Images do not belong in the copy. Retype all the entries below exactly.

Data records
-=-=-=-=-

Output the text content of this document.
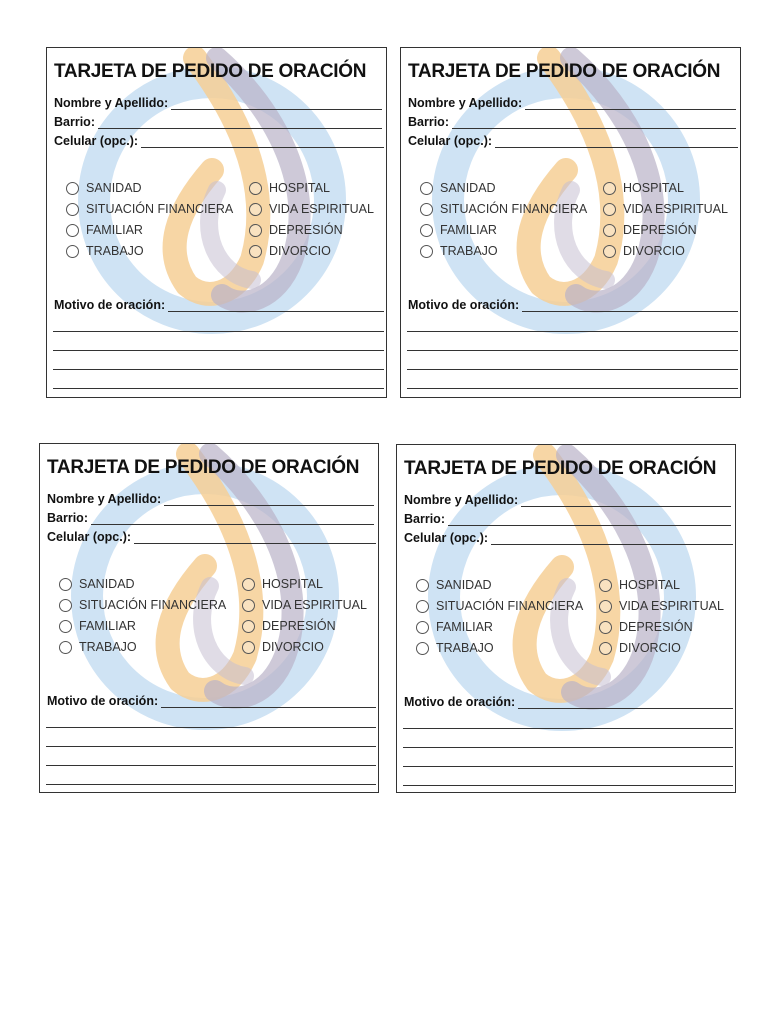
TARJETA DE PEDIDO DE ORACIÓN
Nombre y Apellido:
Barrio:
Celular (opc.):
SANIDAD
SITUACIÓN FINANCIERA
FAMILIAR
TRABAJO
HOSPITAL
VIDA ESPIRITUAL
DEPRESIÓN
DIVORCIO
Motivo de oración:
TARJETA DE PEDIDO DE ORACIÓN
Nombre y Apellido:
Barrio:
Celular (opc.):
SANIDAD
SITUACIÓN FINANCIERA
FAMILIAR
TRABAJO
HOSPITAL
VIDA ESPIRITUAL
DEPRESIÓN
DIVORCIO
Motivo de oración:
TARJETA DE PEDIDO DE ORACIÓN
Nombre y Apellido:
Barrio:
Celular (opc.):
SANIDAD
SITUACIÓN FINANCIERA
FAMILIAR
TRABAJO
HOSPITAL
VIDA ESPIRITUAL
DEPRESIÓN
DIVORCIO
Motivo de oración:
TARJETA DE PEDIDO DE ORACIÓN
Nombre y Apellido:
Barrio:
Celular (opc.):
SANIDAD
SITUACIÓN FINANCIERA
FAMILIAR
TRABAJO
HOSPITAL
VIDA ESPIRITUAL
DEPRESIÓN
DIVORCIO
Motivo de oración:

-=-=-=-=-

TASK RESULT:
Output the text content of this document.
TARJETA DE PEDIDO DE ORACIÓN
Nombre y Apellido:
Barrio:
Celular (opc.):
SANIDAD
SITUACIÓN FINANCIERA
FAMILIAR
TRABAJO
HOSPITAL
VIDA ESPIRITUAL
DEPRESIÓN
DIVORCIO
Motivo de oración:
TARJETA DE PEDIDO DE ORACIÓN
Nombre y Apellido:
Barrio:
Celular (opc.):
SANIDAD
SITUACIÓN FINANCIERA
FAMILIAR
TRABAJO
HOSPITAL
VIDA ESPIRITUAL
DEPRESIÓN
DIVORCIO
Motivo de oración:
TARJETA DE PEDIDO DE ORACIÓN
Nombre y Apellido:
Barrio:
Celular (opc.):
SANIDAD
SITUACIÓN FINANCIERA
FAMILIAR
TRABAJO
HOSPITAL
VIDA ESPIRITUAL
DEPRESIÓN
DIVORCIO
Motivo de oración:
TARJETA DE PEDIDO DE ORACIÓN
Nombre y Apellido:
Barrio:
Celular (opc.):
SANIDAD
SITUACIÓN FINANCIERA
FAMILIAR
TRABAJO
HOSPITAL
VIDA ESPIRITUAL
DEPRESIÓN
DIVORCIO
Motivo de oración:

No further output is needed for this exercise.